# REQUIRED WORK
Write out the listing below from the line containing "Parse this screenshot: output" to its last line, unaltered, ends included.

# DATA PROVIDED
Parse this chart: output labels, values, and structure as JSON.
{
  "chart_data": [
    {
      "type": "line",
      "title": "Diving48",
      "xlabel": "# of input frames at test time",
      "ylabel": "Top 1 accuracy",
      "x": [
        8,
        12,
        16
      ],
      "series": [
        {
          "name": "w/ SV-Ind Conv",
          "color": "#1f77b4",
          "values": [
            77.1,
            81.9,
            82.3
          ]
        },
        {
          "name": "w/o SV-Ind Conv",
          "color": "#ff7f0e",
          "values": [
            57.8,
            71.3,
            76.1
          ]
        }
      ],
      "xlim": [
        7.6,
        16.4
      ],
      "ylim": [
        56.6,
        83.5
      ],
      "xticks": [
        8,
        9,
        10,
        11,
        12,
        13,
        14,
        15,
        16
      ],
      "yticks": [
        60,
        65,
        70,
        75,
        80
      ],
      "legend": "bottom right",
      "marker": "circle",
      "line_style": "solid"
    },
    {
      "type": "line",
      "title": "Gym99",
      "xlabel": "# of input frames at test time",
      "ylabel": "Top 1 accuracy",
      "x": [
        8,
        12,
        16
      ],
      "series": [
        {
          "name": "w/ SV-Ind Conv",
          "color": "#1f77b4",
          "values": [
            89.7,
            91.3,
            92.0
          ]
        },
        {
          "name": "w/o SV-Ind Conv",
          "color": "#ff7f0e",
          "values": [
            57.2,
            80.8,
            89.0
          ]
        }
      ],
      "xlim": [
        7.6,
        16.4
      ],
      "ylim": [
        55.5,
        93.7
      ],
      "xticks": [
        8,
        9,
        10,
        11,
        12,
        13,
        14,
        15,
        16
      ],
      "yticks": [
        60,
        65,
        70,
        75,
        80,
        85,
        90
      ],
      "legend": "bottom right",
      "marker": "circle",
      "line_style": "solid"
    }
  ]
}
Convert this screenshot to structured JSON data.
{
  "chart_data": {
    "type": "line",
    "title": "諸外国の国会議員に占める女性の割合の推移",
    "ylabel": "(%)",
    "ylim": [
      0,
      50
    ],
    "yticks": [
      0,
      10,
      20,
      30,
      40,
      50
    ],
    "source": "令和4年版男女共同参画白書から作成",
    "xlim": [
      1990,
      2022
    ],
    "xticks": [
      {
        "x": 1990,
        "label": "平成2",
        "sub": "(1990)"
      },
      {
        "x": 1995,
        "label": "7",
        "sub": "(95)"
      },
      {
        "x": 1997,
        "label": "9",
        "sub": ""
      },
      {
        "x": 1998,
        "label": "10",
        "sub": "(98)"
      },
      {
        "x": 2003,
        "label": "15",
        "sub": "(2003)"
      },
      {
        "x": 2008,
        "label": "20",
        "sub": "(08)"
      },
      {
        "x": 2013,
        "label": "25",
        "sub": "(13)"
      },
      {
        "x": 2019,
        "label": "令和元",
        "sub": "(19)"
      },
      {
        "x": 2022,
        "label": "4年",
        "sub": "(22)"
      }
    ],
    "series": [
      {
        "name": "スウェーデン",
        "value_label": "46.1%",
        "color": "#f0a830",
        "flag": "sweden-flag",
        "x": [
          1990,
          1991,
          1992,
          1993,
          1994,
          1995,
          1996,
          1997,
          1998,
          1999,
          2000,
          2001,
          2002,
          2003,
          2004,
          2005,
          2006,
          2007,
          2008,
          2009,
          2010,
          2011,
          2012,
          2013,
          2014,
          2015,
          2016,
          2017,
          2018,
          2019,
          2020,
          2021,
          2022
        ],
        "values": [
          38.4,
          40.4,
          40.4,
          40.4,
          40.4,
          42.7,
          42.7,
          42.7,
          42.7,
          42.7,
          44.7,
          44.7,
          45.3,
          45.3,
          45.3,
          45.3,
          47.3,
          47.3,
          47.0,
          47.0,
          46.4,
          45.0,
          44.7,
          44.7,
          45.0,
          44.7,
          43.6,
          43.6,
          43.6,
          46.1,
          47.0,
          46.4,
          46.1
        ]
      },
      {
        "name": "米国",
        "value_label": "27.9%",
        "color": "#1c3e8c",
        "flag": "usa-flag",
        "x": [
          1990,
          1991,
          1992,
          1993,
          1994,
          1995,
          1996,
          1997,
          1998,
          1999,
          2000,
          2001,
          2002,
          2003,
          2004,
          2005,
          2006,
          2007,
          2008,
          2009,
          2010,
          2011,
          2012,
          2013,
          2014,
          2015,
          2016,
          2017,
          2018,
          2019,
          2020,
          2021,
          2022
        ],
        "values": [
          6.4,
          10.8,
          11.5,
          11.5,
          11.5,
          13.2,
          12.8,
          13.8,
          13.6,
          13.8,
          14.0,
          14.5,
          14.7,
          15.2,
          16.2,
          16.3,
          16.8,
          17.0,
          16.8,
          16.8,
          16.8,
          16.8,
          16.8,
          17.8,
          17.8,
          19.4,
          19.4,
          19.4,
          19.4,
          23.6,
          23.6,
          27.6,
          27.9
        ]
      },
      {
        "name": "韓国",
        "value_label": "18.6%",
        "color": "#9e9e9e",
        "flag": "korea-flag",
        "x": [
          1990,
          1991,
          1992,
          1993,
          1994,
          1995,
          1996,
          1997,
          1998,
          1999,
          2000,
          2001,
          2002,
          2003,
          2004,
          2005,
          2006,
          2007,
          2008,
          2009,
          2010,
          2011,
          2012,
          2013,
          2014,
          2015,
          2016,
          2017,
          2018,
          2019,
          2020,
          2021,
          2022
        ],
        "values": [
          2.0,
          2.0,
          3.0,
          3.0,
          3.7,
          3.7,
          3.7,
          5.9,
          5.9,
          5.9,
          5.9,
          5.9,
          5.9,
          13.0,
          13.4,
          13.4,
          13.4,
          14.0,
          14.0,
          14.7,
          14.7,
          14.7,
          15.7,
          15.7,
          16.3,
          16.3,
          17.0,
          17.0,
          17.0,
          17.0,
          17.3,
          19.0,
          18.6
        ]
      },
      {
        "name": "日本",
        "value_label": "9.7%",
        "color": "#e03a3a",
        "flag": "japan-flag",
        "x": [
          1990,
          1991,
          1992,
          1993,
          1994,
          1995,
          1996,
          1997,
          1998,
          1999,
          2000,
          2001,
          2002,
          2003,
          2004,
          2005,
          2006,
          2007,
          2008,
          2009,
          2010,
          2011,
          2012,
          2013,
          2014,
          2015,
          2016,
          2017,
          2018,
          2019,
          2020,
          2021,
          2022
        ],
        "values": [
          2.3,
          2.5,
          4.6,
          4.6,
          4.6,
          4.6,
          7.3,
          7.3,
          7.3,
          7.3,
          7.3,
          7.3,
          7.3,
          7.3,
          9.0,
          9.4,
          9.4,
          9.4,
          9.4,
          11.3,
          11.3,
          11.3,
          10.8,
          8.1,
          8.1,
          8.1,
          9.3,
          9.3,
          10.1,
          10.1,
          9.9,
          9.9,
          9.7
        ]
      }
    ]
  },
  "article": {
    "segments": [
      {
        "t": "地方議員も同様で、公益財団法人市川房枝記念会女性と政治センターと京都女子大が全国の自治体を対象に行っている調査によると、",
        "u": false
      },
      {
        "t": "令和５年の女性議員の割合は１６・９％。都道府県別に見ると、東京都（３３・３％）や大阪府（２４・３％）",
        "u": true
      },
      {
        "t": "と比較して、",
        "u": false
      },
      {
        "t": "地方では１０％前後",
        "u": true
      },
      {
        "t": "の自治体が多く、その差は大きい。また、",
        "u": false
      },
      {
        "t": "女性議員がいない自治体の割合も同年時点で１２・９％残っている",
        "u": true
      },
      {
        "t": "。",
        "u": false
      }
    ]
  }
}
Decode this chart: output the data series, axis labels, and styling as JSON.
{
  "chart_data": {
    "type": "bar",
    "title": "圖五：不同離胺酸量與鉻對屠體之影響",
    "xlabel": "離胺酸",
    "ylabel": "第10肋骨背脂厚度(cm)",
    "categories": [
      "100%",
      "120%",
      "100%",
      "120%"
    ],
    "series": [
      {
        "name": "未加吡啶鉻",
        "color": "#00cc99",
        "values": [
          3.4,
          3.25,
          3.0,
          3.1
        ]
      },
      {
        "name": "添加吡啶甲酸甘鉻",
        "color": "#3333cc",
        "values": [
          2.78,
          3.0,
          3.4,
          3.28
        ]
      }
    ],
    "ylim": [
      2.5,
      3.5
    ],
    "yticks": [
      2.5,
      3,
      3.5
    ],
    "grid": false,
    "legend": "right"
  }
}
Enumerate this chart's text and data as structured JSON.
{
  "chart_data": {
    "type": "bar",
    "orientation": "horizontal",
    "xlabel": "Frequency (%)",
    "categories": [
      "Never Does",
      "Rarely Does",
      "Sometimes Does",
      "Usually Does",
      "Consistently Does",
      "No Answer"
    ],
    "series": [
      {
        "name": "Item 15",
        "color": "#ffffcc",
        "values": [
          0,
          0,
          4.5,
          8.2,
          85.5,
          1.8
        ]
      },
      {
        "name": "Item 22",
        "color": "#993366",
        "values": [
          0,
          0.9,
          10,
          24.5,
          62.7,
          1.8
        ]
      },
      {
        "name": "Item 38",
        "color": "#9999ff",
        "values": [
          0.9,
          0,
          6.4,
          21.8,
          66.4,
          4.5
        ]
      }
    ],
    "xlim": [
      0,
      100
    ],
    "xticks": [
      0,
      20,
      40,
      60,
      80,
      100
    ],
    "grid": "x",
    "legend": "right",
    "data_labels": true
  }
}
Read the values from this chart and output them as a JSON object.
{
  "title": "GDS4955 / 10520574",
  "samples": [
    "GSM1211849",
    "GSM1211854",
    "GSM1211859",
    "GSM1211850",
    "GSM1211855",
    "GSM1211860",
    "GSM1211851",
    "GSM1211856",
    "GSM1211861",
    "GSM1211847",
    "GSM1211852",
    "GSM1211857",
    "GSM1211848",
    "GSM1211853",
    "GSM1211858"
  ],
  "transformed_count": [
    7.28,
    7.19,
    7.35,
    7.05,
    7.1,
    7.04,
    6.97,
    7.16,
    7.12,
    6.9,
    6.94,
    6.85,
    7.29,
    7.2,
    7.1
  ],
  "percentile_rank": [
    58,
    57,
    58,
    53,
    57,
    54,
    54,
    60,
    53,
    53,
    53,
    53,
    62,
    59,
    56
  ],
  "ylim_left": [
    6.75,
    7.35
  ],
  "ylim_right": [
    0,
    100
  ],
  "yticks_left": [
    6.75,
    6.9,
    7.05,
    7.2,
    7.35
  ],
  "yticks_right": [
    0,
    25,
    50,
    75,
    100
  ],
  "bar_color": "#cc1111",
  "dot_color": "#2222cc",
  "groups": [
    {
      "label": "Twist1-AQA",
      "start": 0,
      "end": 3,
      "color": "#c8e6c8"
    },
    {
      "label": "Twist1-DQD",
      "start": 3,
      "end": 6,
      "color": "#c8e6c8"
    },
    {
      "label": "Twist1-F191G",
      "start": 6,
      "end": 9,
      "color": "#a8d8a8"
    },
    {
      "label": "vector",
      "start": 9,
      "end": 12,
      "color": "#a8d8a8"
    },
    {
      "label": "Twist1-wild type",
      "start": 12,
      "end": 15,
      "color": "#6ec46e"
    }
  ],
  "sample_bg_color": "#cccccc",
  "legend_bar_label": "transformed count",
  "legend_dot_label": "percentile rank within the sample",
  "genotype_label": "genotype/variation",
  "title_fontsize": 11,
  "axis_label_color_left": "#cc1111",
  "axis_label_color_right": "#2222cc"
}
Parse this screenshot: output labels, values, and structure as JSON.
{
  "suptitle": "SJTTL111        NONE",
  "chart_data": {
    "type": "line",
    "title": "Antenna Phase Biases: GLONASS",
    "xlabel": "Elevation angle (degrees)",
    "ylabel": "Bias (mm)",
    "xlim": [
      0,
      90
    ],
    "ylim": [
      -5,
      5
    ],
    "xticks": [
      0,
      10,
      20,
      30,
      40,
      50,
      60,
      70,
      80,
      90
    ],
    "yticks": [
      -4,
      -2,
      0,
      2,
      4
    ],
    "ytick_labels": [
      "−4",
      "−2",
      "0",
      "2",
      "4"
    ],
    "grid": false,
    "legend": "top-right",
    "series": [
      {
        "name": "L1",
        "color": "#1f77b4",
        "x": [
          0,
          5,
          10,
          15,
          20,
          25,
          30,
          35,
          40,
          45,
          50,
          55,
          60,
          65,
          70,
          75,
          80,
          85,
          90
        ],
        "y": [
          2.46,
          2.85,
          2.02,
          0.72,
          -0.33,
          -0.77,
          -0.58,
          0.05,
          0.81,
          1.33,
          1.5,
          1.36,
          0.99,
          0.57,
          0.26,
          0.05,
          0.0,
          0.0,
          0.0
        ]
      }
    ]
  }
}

# IN RESPONSE
Parse this screenshot: output labels, values, and structure as JSON.
{
  "suptitle": "SJTTL111        NONE",
  "chart_data": {
    "type": "line",
    "title": "Antenna Phase Biases: GLONASS",
    "xlabel": "Elevation angle (degrees)",
    "ylabel": "Bias (mm)",
    "xlim": [
      0,
      90
    ],
    "ylim": [
      -5,
      5
    ],
    "xticks": [
      0,
      10,
      20,
      30,
      40,
      50,
      60,
      70,
      80,
      90
    ],
    "yticks": [
      -4,
      -2,
      0,
      2,
      4
    ],
    "ytick_labels": [
      "−4",
      "−2",
      "0",
      "2",
      "4"
    ],
    "grid": false,
    "legend": "top-right",
    "series": [
      {
        "name": "L1",
        "color": "#1f77b4",
        "x": [
          0,
          5,
          10,
          15,
          20,
          25,
          30,
          35,
          40,
          45,
          50,
          55,
          60,
          65,
          70,
          75,
          80,
          85,
          90
        ],
        "y": [
          2.46,
          2.85,
          2.02,
          0.72,
          -0.33,
          -0.77,
          -0.58,
          0.05,
          0.81,
          1.33,
          1.5,
          1.36,
          0.99,
          0.57,
          0.26,
          0.05,
          0.0,
          0.0,
          0.0
        ]
      }
    ]
  }
}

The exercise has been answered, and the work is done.